EXERCISE DETAILS: Exactly reproduce the lines beginning with the line that includes "Read out every word on this page." and ending with the last line of the data.

Collected data:
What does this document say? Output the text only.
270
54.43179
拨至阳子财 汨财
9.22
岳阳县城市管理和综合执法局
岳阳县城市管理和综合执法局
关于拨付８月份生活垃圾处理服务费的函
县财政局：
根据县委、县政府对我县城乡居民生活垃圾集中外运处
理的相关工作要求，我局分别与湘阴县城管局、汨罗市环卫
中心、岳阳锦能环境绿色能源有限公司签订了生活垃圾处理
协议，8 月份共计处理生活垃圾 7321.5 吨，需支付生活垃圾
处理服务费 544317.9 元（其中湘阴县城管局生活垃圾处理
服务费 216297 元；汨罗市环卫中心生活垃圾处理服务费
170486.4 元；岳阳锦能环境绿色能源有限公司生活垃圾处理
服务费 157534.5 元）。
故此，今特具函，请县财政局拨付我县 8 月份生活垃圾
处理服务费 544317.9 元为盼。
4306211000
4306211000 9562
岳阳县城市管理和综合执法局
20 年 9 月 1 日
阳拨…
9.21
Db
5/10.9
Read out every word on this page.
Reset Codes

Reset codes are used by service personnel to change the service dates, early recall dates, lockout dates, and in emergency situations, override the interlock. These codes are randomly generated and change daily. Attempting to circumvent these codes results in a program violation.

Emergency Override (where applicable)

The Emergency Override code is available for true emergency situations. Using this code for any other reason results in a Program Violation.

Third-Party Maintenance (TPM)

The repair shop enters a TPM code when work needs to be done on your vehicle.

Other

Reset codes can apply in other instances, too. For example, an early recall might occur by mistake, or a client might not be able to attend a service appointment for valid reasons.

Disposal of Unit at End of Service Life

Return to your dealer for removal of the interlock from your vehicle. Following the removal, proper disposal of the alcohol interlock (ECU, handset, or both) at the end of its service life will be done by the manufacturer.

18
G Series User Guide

TASK RESPONSE:
Read out every word on this page.
Reset Codes

Reset codes are used by service personnel to change the service dates, early recall dates, lockout dates, and in emergency situations, override the interlock. These codes are randomly generated and change daily. Attempting to circumvent these codes results in a program violation.

Emergency Override (where applicable)

The Emergency Override code is available for true emergency situations. Using this code for any other reason results in a Program Violation.

Third-Party Maintenance (TPM)

The repair shop enters a TPM code when work needs to be done on your vehicle.

Other

Reset codes can apply in other instances, too. For example, an early recall might occur by mistake, or a client might not be able to attend a service appointment for valid reasons.

Disposal of Unit at End of Service Life

Return to your dealer for removal of the interlock from your vehicle. Following the removal, proper disposal of the alcohol interlock (ECU, handset, or both) at the end of its service life will be done by the manufacturer.

18
G Series User Guide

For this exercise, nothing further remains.